§ **TASK INSTRUCTIONS**
Locate all lines in the data below that hold "seed" and show them.

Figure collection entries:
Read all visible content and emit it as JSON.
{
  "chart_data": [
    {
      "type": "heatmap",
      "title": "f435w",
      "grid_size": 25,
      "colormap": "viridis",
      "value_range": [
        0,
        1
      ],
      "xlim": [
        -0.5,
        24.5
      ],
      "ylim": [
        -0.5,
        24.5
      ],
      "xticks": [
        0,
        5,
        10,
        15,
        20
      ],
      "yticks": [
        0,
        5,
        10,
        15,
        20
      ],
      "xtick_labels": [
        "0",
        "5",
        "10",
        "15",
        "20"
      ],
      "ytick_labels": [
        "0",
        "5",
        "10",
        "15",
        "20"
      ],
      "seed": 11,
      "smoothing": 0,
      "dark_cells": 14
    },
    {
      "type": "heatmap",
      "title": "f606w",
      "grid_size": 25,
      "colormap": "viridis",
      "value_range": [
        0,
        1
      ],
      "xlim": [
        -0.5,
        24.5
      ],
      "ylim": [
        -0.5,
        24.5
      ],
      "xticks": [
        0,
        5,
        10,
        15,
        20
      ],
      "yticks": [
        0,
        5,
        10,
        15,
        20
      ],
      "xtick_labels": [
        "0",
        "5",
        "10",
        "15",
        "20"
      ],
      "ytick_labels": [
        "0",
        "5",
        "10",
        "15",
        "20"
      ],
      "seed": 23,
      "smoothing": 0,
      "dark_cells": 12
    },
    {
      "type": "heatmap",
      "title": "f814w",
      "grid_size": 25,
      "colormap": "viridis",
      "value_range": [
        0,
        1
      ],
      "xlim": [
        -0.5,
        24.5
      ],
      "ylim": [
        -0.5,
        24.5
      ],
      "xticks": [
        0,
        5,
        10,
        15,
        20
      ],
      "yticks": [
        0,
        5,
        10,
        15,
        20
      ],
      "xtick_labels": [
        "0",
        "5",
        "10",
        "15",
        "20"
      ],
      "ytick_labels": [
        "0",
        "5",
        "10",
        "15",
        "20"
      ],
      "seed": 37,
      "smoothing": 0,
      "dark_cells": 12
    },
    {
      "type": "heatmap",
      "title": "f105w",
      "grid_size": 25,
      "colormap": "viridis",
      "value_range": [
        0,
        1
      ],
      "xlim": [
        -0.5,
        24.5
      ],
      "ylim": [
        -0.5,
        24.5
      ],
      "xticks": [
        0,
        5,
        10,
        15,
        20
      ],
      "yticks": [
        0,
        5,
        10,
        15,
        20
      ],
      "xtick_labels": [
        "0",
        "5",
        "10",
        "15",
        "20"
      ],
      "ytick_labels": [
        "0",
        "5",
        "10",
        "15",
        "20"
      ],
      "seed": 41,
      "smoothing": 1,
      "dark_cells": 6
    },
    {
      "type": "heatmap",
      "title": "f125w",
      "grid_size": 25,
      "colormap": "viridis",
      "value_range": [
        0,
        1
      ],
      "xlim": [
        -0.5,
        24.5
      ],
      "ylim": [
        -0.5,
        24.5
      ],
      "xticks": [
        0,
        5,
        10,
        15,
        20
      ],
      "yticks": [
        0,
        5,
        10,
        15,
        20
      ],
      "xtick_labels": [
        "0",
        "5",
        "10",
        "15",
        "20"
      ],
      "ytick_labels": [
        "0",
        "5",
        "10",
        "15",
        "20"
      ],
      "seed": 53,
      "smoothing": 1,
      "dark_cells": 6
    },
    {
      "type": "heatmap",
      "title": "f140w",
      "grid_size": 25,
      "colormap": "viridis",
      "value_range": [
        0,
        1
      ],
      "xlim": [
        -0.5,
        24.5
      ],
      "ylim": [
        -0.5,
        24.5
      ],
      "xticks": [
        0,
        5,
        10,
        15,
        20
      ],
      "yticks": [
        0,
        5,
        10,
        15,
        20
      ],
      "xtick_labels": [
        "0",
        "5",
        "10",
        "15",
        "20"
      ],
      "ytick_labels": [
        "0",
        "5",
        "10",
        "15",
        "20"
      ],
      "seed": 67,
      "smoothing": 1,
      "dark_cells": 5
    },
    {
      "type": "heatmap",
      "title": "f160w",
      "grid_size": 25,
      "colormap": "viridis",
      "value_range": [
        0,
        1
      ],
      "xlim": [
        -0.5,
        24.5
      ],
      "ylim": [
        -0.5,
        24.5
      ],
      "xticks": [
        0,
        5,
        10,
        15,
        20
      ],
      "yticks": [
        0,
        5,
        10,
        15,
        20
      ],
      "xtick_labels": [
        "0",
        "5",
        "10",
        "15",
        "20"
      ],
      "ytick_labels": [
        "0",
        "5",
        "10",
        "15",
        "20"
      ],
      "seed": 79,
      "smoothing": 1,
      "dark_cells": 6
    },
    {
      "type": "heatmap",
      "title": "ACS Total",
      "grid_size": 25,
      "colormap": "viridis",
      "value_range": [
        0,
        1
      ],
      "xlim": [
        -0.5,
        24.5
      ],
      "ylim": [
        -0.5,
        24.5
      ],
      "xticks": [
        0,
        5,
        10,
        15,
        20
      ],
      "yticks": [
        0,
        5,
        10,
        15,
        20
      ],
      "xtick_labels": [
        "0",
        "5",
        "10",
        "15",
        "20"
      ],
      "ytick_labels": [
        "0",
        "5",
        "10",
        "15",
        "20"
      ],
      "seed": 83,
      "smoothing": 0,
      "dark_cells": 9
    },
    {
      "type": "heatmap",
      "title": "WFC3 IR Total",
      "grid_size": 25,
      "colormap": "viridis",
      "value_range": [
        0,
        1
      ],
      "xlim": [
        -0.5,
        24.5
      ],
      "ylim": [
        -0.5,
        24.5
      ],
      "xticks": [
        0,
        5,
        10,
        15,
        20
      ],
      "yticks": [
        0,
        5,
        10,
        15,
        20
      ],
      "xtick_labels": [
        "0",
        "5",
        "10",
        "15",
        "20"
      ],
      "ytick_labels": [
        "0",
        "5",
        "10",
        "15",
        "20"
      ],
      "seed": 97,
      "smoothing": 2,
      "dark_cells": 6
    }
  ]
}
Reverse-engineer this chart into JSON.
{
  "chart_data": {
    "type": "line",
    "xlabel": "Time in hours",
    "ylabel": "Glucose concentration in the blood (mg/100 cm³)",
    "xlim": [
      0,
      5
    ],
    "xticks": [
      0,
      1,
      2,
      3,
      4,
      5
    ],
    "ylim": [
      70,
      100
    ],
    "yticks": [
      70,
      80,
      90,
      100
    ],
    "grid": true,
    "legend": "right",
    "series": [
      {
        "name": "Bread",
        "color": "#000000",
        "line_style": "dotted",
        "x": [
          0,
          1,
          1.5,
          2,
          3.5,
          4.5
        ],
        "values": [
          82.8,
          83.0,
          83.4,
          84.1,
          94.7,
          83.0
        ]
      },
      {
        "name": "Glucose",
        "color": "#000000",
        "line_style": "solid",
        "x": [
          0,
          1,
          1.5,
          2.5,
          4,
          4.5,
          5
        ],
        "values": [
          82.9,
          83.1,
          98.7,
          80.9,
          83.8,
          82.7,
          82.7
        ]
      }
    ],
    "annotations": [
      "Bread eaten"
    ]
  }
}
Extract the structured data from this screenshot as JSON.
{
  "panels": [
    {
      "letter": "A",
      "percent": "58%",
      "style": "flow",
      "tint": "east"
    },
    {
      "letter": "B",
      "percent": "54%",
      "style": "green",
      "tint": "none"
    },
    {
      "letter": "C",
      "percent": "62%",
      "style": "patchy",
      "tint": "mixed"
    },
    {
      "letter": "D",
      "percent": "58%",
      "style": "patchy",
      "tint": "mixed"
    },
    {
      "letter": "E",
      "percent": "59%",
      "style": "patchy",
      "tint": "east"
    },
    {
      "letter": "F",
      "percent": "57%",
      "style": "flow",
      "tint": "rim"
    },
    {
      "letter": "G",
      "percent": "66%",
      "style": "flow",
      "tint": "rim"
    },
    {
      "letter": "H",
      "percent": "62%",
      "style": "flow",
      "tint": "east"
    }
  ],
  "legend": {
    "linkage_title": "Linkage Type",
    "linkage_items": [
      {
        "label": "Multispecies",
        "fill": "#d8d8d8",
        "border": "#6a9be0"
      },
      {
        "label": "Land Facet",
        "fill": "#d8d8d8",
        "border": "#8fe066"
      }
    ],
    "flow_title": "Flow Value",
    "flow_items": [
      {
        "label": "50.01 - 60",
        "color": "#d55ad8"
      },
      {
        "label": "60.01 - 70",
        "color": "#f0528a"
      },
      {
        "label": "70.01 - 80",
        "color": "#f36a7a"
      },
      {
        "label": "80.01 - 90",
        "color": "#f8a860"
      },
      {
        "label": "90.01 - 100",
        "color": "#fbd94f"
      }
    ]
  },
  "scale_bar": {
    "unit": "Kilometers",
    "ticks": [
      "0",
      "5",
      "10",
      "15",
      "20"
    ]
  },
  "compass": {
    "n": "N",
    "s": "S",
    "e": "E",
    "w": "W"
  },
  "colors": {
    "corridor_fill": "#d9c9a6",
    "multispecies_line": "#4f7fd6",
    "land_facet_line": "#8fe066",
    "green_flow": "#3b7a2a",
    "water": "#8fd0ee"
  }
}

§ **EXERCISE OUTPUT**
      "seed": 11,
      "seed": 23,
      "seed": 37,
      "seed": 41,
      "seed": 53,
      "seed": 67,
      "seed": 79,
      "seed": 83,
      "seed": 97,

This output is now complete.